* _Objective_
Copy out everything in the listing from the line containing "meta-separator: | — [240, 486, 245, 503]" down to the line containing "comment-text: Я, который", with both of those lines included, keeping each line unchanged.

•••

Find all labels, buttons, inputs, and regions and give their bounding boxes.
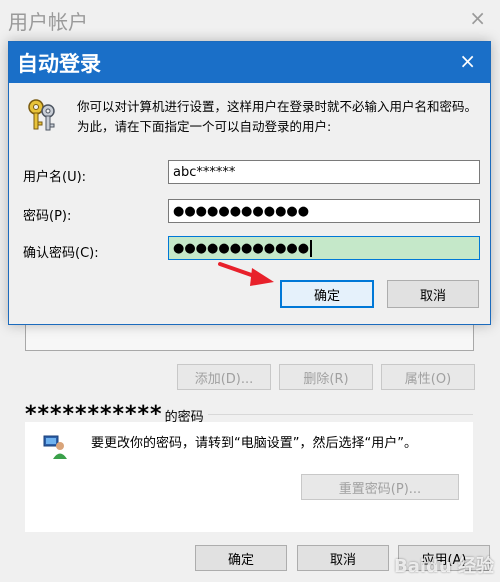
- info-line-2: 为此，请在下面指定一个可以自动登录的用户:: [77, 119, 332, 134]
- dialog-close-icon[interactable]: ×: [459, 49, 476, 73]
- dialog-title: 自动登录: [17, 52, 101, 76]
- user-monitor-icon: [43, 435, 67, 459]
- dialog-cancel-button[interactable]: 取消: [387, 280, 479, 308]
- confirm-password-label: 确认密码(C):: [23, 246, 99, 261]
- username-input[interactable]: abc******: [168, 160, 480, 184]
- reset-password-button[interactable]: 重置密码(P)...: [301, 474, 459, 500]
- password-value: ●●●●●●●●●●●●: [173, 203, 310, 219]
- password-change-message: 要更改你的密码，请转到“电脑设置”，然后选择“用户”。: [91, 436, 417, 451]
- properties-button[interactable]: 属性(O): [381, 364, 475, 390]
- watermark: Baidu 经验: [393, 556, 494, 577]
- annotation-arrow-icon: [218, 262, 274, 286]
- password-input[interactable]: ●●●●●●●●●●●●: [168, 199, 480, 223]
- dialog-info: 你可以对计算机进行设置，这样用户在登录时就不必输入用户名和密码。 为此，请在下面…: [77, 97, 477, 137]
- info-line-1: 你可以对计算机进行设置，这样用户在登录时就不必输入用户名和密码。: [77, 99, 478, 114]
- cancel-button[interactable]: 取消: [297, 545, 389, 571]
- confirm-password-input[interactable]: ●●●●●●●●●●●●: [168, 236, 480, 260]
- username-value: abc******: [173, 164, 236, 180]
- username-label: 用户名(U):: [23, 170, 87, 185]
- dialog-ok-button[interactable]: 确定: [280, 280, 374, 308]
- remove-button[interactable]: 删除(R): [279, 364, 373, 390]
- add-button[interactable]: 添加(D)...: [177, 364, 271, 390]
- password-group-box: 要更改你的密码，请转到“电脑设置”，然后选择“用户”。 重置密码(P)...: [25, 422, 473, 532]
- password-label: 密码(P):: [23, 209, 72, 224]
- keys-icon: [28, 99, 55, 131]
- dialog-titlebar: 自动登录 ×: [9, 42, 490, 83]
- confirm-password-value: ●●●●●●●●●●●●: [173, 240, 310, 256]
- close-icon[interactable]: ×: [469, 6, 486, 30]
- window-title: 用户帐户: [8, 10, 88, 34]
- ok-button[interactable]: 确定: [195, 545, 287, 571]
- text-caret: [310, 239, 313, 257]
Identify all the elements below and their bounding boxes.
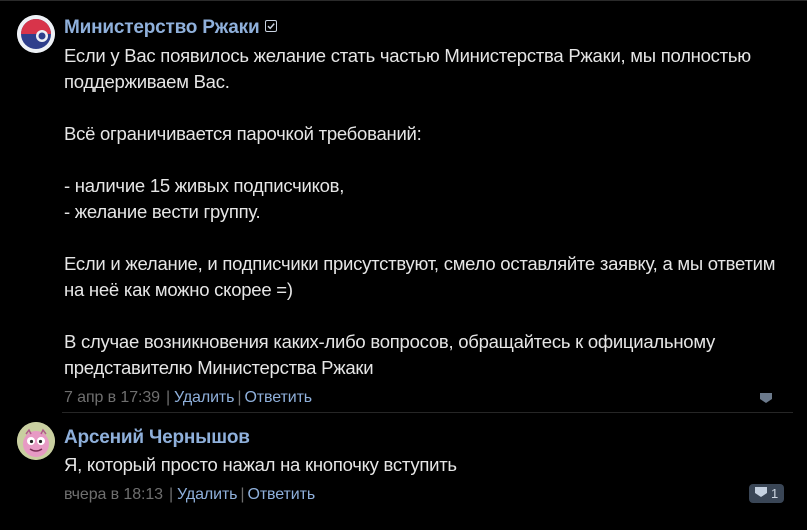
meta-separator: | — [240, 486, 245, 503]
comment-date[interactable]: 7 апр в 17:39 — [64, 389, 160, 406]
delete-link[interactable]: Удалить — [177, 486, 237, 503]
verified-icon — [265, 16, 278, 32]
like-count: 1 — [771, 486, 779, 501]
author-name[interactable]: Министерство Ржаки — [64, 16, 278, 39]
delete-link[interactable]: Удалить — [174, 389, 234, 406]
like-icon — [754, 486, 768, 501]
meta-separator: | — [168, 486, 174, 503]
comment-meta: 7 апр в 17:39 | Удалить | Ответить — [64, 389, 312, 407]
reply-link[interactable]: Ответить — [247, 486, 315, 503]
meta-separator: | — [165, 389, 170, 406]
author-name-text[interactable]: Министерство Ржаки — [64, 17, 260, 38]
avatar[interactable] — [17, 15, 55, 53]
avatar[interactable] — [17, 422, 55, 460]
author-name[interactable]: Арсений Чернышов — [64, 427, 250, 449]
like-button[interactable] — [759, 392, 776, 407]
comment-text: Если у Вас появилось желание стать часть… — [64, 45, 776, 378]
comment-item: Министерство Ржаки Если у Вас появилось … — [0, 0, 807, 413]
meta-separator: | — [237, 389, 242, 406]
comment-text: Я, который просто нажал на кнопочку всту… — [64, 454, 457, 475]
comment-meta: вчера в 18:13 | Удалить | Ответить — [64, 486, 315, 504]
comment-date[interactable]: вчера в 18:13 — [64, 486, 163, 503]
reply-link[interactable]: Ответить — [244, 389, 312, 406]
like-button[interactable]: 1 — [749, 484, 785, 503]
like-icon — [759, 392, 773, 407]
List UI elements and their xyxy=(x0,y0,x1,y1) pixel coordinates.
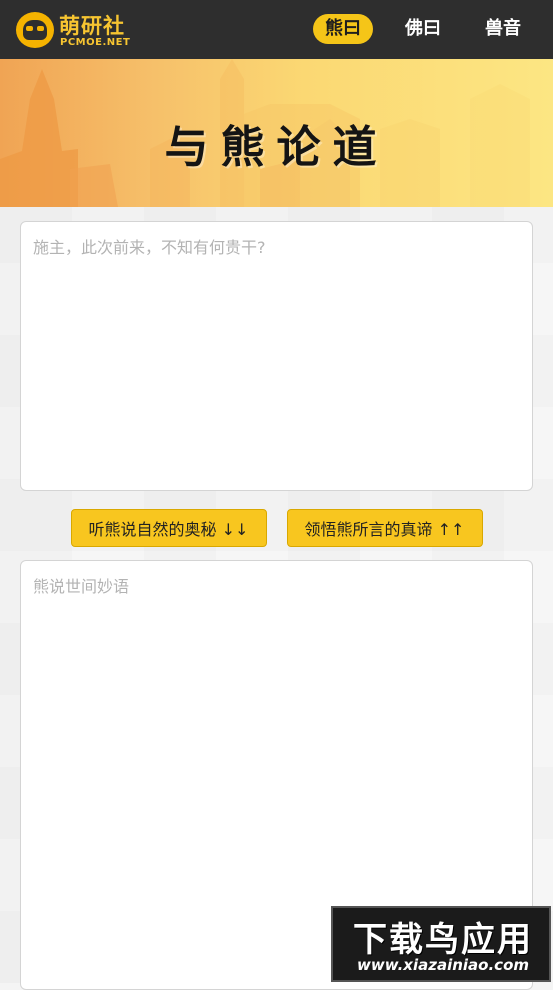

•••

* _Written reply_
meta-separator: | — [240, 486, 245, 503]
comment-date[interactable]: 7 апр в 17:39 — [64, 389, 160, 406]
delete-link[interactable]: Удалить — [177, 486, 237, 503]
verified-icon — [265, 16, 278, 32]
like-count: 1 — [771, 486, 779, 501]
author-name[interactable]: Министерство Ржаки — [64, 16, 278, 39]
delete-link[interactable]: Удалить — [174, 389, 234, 406]
like-icon — [754, 486, 768, 501]
meta-separator: | — [168, 486, 174, 503]
comment-meta: 7 апр в 17:39 | Удалить | Ответить — [64, 389, 312, 407]
reply-link[interactable]: Ответить — [247, 486, 315, 503]
meta-separator: | — [165, 389, 170, 406]
author-name-text[interactable]: Министерство Ржаки — [64, 17, 260, 38]
avatar[interactable] — [17, 15, 55, 53]
avatar[interactable] — [17, 422, 55, 460]
author-name[interactable]: Арсений Чернышов — [64, 427, 250, 449]
like-button[interactable] — [759, 392, 776, 407]
comment-text: Если у Вас появилось желание стать часть… — [64, 45, 776, 378]
comment-item: Министерство Ржаки Если у Вас появилось … — [0, 0, 807, 413]
meta-separator: | — [237, 389, 242, 406]
comment-text: Я, который просто нажал на кнопочку всту… — [64, 454, 457, 475]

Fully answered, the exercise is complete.